Choline circulates in a bound form, mostly in the form of phosphatidylcholine, or in a free form initially reported as a likely mechanism supplying choline to the brain(42)
. Although an accepted and often used biomarker of choline status, plasma free choline represents only a fraction of the total choline pool(43)
and may be a poor marker of ACh synthesis and status in the brain(44)
. Indeed, another study that reported a positive association between betaine status and memory also observed no association with plasma free choline concentration(38)
. Our lack of association may also be attributed to the high plasma choline concentration (status) of the children in the Seychelles. A previous study only observed a relationship between plasma choline concentration and leucocyte ACh concentration in children who had low choline status(45)
; no relationship was evident in children who had plasma concentrations of choline, betaine and DMG, similar to those reported in the present analysis. The lack of significant associations may also be owing to the small sample size of the present study.
The present study has a number of strengths. The cohort of 300 mothers initially recruited to the present study represented one-fifth of total annual deliveries in the Seychelles and 75% of all women booking at antenatal clinics during the enrolment period, and was therefore considered to be a representative sample of the population(46)
. In addition, the children were sampled and tested early in childhood within a period of significant brain development, and the test battery used specific and reproducible measures of pre-school neurological function. Extensive data on additional factors that influence child development were also collected and controlled for in the present analysis. Furthermore, choline, betaine, DMG and tHcy were assessed using a sensitive method based on liquid chromatography-MS/MS(28)
, and plasma free choline concentrations were in keeping with values reported previously in US children(17,45)

**********

§ **What to do**
[a] From the choline passage, list the compounds it says were assessed using a sensitive method based on liquid chromatography-MS/MS.
[b] Reproduce the choline passage from "Choline circulates in" up to and including "free choline concentration(38)".

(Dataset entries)
**********

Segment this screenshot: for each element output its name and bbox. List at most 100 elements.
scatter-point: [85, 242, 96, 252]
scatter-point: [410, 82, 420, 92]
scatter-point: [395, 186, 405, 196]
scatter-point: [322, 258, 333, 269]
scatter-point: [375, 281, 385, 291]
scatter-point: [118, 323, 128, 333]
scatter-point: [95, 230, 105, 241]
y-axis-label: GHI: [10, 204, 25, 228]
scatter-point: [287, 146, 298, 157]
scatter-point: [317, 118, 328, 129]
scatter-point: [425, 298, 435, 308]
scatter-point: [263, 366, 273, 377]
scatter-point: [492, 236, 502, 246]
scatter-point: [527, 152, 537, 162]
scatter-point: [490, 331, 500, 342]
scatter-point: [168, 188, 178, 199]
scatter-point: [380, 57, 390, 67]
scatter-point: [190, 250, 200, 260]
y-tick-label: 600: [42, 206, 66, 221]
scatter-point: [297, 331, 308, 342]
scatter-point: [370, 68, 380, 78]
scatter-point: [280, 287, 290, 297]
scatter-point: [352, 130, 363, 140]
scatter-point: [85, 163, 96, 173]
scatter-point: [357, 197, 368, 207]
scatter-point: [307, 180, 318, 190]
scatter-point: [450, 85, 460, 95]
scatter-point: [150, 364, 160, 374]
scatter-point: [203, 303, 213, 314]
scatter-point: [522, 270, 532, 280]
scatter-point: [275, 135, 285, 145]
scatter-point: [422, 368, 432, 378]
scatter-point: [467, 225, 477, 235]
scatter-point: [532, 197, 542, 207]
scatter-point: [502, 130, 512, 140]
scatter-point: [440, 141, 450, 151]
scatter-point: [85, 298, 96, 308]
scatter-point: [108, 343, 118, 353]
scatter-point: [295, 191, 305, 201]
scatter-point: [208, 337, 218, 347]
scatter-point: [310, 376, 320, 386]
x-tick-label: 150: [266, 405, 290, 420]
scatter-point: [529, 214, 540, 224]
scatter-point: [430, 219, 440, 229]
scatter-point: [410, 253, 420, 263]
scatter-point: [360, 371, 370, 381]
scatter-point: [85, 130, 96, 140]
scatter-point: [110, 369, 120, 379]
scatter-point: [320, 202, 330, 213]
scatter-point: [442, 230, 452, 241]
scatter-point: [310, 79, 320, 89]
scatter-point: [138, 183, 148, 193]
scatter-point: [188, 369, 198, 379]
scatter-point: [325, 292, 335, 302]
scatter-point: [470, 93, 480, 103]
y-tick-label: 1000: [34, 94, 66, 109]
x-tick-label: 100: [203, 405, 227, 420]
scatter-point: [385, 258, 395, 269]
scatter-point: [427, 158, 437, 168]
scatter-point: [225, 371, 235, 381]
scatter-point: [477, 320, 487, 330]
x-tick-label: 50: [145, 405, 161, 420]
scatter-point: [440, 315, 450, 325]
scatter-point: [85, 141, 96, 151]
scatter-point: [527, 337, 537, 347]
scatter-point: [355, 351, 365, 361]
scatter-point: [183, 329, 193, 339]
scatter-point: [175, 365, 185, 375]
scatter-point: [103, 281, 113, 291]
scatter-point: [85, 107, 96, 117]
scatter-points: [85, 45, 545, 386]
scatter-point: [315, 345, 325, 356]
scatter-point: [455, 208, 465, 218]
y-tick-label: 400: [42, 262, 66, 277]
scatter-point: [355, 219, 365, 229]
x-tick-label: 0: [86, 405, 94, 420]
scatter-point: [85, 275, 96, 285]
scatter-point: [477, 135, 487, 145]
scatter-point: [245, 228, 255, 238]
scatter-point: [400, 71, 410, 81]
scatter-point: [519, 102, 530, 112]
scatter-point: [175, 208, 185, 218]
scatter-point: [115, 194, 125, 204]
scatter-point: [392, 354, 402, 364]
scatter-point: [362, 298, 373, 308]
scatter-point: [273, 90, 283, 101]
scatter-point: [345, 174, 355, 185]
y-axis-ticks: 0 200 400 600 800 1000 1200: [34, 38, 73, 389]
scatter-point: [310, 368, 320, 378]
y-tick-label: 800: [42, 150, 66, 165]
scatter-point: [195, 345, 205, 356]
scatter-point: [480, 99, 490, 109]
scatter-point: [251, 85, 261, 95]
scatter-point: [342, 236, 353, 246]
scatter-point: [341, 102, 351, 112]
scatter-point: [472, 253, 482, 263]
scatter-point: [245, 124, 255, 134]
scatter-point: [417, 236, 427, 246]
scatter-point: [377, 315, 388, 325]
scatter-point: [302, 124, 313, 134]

**********

§ **Task-by-task results**
[a]
- choline
- betaine
- DMG
- tHcy

[b]
Choline circulates in a bound form, mostly in the form of phosphatidylcholine, or in a free form initially reported as a likely mechanism supplying choline to the brain(42)
. Although an accepted and often used biomarker of choline status, plasma free choline represents only a fraction of the total choline pool(43)
and may be a poor marker of ACh synthesis and status in the brain(44)
. Indeed, another study that reported a positive association between betaine status and memory also observed no association with plasma free choline concentration(38)